• Exercise prompt:
Select the lines of the records containing the word "more" and list them.

* * *

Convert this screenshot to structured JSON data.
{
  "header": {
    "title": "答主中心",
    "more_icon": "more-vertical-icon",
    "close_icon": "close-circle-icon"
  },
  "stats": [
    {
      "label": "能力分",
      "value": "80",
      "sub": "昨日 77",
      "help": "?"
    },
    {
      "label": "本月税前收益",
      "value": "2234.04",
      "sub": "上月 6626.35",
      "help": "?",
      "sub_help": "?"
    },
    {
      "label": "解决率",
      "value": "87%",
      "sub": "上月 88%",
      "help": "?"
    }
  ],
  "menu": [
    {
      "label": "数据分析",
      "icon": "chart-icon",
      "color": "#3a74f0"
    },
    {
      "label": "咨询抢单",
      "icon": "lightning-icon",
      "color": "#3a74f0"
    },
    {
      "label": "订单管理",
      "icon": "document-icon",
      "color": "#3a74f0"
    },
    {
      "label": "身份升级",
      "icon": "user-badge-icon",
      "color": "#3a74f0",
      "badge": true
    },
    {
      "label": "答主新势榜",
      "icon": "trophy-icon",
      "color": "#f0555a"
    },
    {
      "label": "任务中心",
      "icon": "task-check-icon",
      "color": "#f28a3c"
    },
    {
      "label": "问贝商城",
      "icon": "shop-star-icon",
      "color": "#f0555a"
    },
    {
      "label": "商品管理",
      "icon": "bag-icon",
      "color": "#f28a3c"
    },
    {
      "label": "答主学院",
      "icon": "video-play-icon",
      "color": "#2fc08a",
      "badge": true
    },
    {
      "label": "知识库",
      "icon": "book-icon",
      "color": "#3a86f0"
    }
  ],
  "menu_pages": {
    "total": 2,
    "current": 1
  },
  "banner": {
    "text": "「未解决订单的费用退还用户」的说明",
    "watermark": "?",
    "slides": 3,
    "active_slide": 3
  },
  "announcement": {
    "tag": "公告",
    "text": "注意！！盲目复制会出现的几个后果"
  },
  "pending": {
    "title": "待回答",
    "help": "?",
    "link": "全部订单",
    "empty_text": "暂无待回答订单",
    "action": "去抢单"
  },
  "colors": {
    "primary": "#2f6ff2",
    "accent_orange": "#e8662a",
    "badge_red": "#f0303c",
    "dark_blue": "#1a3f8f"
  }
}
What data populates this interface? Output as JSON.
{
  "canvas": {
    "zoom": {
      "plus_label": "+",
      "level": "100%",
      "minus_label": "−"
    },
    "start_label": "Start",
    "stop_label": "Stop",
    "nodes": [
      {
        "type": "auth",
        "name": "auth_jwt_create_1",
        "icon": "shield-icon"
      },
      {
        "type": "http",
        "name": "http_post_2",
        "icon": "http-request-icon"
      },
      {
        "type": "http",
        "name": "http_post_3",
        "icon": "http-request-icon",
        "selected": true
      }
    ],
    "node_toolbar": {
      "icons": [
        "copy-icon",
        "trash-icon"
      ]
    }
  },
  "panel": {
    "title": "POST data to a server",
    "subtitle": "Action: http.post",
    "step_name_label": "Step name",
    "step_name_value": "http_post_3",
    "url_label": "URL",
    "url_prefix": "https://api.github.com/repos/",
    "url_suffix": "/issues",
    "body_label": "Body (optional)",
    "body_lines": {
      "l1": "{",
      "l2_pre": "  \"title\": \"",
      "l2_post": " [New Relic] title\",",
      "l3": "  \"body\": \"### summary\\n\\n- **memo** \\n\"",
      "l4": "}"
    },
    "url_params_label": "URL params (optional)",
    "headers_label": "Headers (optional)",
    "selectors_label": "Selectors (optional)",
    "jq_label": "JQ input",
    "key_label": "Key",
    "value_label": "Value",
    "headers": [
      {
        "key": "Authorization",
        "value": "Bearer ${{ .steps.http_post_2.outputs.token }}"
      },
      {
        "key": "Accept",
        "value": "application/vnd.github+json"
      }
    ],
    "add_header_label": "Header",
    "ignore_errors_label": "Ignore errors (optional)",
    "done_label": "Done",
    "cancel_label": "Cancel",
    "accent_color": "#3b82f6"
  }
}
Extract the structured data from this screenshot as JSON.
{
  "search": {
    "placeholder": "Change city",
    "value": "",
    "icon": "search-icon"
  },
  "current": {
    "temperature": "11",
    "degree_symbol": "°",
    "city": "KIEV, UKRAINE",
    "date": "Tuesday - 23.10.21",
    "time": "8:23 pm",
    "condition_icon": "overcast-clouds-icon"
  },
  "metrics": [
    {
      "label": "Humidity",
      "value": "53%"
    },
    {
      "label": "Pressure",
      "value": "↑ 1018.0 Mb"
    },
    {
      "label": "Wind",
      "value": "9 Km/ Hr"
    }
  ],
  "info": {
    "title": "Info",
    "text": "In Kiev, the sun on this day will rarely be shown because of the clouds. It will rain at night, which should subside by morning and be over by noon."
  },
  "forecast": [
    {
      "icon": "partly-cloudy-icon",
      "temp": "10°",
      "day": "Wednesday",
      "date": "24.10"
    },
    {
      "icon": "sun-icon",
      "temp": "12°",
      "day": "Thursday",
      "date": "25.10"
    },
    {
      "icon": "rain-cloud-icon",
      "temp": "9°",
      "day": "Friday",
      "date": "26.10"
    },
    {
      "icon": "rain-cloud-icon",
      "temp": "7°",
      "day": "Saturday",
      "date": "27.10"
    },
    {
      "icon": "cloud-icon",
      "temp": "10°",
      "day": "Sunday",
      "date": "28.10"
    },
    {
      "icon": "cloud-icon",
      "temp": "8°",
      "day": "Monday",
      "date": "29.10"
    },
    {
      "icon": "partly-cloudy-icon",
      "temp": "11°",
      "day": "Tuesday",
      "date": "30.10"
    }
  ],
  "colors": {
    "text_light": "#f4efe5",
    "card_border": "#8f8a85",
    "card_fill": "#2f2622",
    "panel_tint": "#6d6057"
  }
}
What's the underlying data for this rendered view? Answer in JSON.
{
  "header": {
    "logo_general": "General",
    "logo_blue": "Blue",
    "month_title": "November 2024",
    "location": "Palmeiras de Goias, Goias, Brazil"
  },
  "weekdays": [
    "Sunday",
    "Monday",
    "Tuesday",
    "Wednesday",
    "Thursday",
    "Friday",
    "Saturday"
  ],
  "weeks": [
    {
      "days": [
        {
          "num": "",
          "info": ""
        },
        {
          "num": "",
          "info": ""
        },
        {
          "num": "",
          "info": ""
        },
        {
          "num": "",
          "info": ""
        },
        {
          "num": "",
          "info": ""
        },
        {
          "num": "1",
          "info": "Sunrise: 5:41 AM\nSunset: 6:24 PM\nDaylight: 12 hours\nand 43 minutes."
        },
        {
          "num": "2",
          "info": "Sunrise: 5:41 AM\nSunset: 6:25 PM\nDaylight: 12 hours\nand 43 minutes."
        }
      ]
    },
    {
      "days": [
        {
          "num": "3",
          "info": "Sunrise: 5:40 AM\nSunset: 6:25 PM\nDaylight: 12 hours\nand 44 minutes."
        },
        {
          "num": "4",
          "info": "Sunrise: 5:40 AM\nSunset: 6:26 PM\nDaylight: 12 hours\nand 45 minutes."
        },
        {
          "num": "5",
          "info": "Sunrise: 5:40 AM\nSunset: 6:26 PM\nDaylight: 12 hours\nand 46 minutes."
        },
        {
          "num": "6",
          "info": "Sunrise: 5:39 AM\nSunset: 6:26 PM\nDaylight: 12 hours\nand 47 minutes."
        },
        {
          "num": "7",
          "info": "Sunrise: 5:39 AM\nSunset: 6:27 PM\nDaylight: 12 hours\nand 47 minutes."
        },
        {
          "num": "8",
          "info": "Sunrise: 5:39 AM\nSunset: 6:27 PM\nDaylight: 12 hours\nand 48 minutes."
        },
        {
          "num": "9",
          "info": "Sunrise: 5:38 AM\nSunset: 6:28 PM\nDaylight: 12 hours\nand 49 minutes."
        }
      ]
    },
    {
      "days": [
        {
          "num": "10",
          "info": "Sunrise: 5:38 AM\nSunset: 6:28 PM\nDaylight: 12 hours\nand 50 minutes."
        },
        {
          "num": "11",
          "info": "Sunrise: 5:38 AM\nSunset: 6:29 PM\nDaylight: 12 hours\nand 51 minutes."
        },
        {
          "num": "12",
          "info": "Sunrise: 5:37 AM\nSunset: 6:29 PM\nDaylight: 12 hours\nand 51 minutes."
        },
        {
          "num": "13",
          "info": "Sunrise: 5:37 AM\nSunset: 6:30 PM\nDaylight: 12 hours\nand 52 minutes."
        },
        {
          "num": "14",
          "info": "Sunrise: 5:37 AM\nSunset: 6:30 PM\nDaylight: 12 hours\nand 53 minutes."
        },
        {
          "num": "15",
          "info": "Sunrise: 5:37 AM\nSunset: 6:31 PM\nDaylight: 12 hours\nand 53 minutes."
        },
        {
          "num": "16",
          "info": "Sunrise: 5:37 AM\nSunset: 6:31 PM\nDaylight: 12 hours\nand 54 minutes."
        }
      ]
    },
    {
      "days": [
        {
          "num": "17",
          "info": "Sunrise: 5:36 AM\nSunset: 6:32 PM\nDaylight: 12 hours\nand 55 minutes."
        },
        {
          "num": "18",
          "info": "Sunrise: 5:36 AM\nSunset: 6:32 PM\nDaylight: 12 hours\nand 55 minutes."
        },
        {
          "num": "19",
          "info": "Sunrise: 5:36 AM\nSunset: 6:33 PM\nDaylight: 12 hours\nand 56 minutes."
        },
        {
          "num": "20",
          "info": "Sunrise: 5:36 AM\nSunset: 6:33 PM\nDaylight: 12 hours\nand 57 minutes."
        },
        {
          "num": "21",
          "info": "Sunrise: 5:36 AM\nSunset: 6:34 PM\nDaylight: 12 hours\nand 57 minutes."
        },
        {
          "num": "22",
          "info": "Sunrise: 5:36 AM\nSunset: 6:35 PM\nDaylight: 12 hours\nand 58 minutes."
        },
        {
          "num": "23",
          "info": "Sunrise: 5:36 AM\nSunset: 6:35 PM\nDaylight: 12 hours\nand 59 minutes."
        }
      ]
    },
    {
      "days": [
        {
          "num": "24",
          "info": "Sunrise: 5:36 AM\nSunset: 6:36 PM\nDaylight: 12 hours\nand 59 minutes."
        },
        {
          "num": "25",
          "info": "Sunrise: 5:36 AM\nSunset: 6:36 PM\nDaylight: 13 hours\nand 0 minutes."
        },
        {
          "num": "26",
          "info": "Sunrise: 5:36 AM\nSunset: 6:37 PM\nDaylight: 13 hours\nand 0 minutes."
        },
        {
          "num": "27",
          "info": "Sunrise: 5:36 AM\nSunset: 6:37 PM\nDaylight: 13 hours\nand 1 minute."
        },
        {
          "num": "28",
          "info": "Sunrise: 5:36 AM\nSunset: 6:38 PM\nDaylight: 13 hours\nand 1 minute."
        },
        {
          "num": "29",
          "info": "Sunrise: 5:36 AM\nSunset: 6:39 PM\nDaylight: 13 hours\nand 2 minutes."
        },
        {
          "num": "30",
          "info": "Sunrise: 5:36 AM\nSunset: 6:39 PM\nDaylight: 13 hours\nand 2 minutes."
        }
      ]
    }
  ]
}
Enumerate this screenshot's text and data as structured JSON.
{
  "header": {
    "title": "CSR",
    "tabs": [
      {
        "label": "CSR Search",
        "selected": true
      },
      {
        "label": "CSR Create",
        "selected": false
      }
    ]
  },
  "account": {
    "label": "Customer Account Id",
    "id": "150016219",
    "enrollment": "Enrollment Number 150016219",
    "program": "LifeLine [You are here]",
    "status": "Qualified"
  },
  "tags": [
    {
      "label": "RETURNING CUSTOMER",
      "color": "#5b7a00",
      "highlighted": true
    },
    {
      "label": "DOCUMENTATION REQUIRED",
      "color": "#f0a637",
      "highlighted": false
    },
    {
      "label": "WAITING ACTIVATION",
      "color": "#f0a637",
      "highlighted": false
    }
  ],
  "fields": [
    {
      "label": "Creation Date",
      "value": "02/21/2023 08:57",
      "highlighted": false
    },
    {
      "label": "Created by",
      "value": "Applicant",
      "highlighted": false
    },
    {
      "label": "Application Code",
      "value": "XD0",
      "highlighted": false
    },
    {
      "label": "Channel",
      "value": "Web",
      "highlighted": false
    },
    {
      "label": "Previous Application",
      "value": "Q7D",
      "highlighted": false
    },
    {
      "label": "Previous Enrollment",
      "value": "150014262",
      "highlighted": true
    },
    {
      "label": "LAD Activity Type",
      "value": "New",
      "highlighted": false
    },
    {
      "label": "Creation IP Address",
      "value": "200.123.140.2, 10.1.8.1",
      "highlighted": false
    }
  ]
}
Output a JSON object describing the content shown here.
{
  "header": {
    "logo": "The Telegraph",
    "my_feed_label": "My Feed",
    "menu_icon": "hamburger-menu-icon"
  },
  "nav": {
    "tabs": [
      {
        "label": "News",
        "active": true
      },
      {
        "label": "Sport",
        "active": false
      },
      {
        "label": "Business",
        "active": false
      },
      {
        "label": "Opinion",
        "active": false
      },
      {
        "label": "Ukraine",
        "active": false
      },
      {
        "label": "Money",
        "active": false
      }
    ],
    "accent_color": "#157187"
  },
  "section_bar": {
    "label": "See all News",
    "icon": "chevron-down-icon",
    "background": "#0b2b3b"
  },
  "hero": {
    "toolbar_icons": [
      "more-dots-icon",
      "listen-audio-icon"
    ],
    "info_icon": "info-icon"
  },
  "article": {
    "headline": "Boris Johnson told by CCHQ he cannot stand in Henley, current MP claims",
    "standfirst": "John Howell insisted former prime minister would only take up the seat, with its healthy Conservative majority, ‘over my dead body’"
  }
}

* * *

• Output below:
    "more_icon": "more-vertical-icon",
      "more-dots-icon",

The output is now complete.